Records for this task:
+++
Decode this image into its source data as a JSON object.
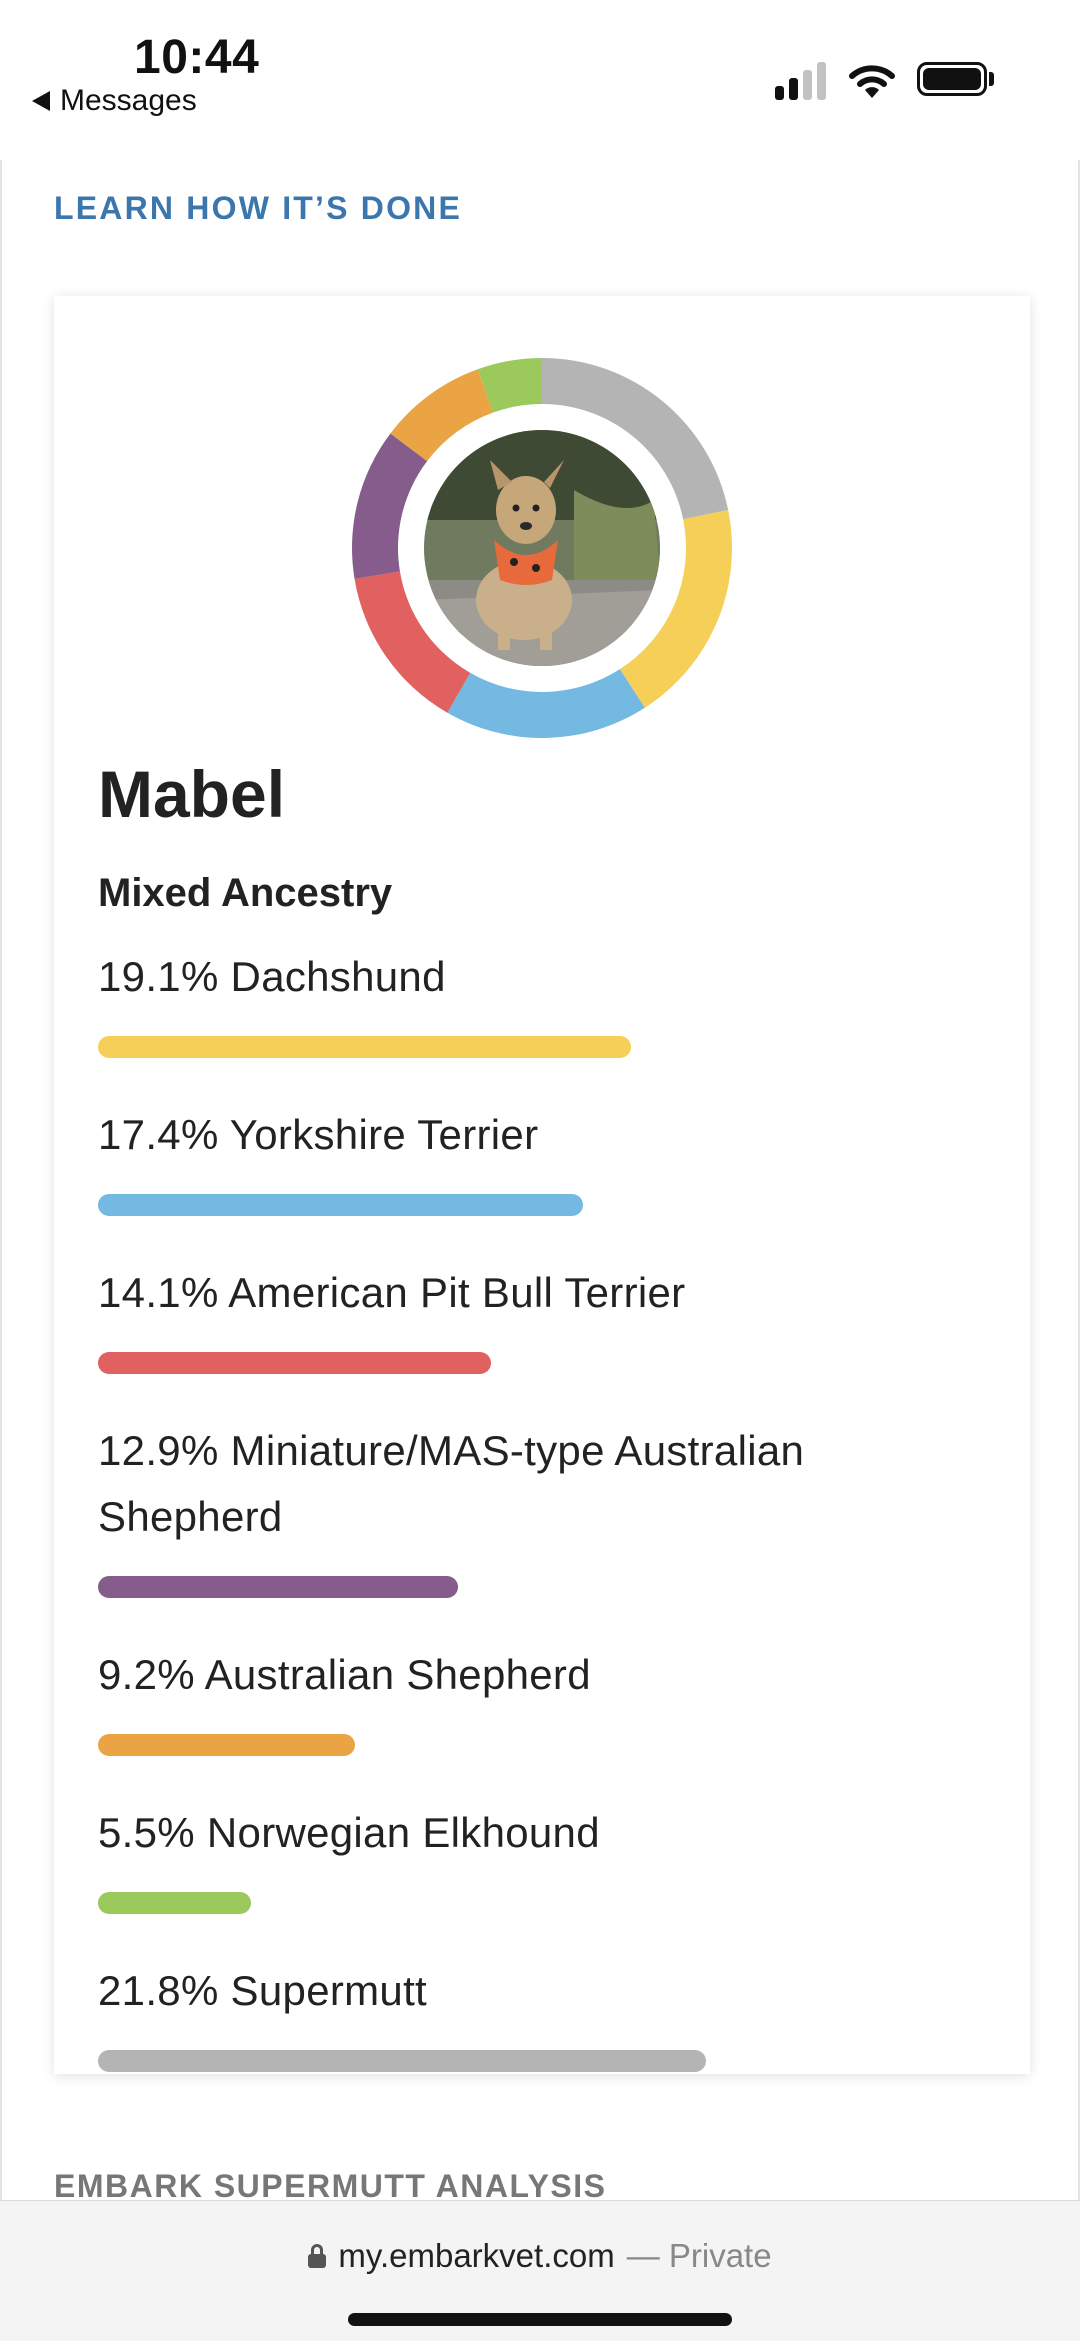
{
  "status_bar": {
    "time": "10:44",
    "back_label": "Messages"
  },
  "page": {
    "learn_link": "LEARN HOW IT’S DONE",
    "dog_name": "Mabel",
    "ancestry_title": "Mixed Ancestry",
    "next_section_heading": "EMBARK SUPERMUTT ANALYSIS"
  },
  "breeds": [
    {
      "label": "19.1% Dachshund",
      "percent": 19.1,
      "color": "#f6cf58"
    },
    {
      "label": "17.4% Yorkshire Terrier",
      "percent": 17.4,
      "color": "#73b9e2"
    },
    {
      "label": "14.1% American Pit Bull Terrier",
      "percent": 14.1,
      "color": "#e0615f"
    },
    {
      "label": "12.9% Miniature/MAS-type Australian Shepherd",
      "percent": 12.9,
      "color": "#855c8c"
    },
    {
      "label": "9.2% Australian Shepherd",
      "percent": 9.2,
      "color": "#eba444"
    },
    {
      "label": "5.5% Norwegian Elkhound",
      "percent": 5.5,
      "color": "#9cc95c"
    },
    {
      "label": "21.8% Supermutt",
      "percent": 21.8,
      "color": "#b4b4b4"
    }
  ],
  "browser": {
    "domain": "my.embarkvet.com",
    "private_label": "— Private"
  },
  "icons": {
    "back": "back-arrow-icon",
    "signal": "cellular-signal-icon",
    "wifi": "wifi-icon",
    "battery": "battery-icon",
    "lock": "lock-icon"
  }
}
+++
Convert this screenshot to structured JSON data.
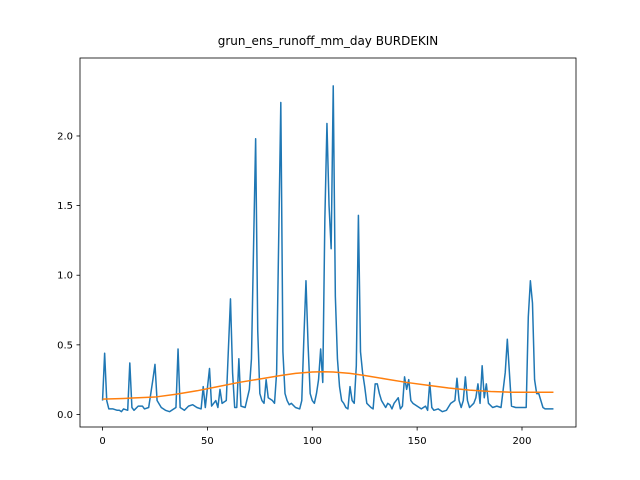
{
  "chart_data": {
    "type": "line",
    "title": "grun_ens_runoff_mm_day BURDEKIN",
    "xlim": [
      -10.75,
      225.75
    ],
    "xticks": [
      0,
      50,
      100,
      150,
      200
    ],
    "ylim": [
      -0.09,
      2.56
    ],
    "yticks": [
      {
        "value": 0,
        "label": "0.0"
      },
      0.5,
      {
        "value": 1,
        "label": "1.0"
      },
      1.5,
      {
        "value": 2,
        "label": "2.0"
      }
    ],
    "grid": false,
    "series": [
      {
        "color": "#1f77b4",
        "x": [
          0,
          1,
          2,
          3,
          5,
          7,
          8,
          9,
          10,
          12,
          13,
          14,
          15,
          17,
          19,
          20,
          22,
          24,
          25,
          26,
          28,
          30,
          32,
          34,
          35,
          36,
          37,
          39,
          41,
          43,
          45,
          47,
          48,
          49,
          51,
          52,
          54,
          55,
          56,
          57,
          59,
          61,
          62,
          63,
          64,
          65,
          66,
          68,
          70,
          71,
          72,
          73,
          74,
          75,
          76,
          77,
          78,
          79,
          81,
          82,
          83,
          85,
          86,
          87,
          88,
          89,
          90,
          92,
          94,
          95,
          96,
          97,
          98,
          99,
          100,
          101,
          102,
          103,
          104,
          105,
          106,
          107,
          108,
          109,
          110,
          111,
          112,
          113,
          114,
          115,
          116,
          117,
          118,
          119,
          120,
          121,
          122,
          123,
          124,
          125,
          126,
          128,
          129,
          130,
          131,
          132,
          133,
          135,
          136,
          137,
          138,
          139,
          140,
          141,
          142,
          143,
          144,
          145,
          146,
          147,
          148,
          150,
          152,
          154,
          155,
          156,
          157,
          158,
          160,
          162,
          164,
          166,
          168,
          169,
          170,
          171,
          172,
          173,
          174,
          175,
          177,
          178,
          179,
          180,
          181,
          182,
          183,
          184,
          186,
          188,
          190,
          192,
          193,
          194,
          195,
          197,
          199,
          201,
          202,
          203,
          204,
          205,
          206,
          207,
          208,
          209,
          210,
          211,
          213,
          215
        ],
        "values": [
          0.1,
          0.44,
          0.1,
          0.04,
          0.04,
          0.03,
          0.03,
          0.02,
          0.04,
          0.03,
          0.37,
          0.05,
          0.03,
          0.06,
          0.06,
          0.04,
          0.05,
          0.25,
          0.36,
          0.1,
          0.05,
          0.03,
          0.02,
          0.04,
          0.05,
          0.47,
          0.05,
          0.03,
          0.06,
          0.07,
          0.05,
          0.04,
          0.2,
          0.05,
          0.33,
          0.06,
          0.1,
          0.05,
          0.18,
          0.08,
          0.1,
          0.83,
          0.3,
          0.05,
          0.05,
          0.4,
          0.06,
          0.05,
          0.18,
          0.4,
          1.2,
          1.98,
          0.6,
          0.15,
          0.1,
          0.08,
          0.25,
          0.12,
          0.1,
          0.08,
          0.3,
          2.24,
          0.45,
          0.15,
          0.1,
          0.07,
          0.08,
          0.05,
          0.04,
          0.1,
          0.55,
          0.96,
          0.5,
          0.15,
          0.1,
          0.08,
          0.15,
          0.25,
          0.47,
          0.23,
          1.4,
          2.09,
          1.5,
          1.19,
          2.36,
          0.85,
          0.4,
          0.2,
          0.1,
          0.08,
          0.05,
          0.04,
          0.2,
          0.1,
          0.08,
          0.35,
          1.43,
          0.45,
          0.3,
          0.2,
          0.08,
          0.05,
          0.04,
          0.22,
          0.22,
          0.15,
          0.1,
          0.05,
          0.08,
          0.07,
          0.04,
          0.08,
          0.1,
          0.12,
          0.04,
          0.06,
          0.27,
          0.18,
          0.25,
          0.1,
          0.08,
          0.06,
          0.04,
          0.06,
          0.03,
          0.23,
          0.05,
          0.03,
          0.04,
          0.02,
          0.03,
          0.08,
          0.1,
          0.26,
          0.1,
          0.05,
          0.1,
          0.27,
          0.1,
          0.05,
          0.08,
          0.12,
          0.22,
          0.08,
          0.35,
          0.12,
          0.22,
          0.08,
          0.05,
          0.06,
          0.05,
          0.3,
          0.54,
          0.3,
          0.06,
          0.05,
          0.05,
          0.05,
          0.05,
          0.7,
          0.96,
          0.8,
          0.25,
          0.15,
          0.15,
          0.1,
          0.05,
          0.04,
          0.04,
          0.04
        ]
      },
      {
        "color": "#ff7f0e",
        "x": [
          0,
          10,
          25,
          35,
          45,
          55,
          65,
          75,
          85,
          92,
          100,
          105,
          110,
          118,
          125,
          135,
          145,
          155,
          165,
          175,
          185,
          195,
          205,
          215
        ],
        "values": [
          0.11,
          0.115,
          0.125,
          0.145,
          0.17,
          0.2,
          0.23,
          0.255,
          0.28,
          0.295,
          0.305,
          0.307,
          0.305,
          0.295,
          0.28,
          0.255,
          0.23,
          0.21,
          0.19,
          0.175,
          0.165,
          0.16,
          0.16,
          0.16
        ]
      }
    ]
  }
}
+++
Scan the entries above and work out how many lines include the word "JSON"; the reply is that number alone.

Task solution:
2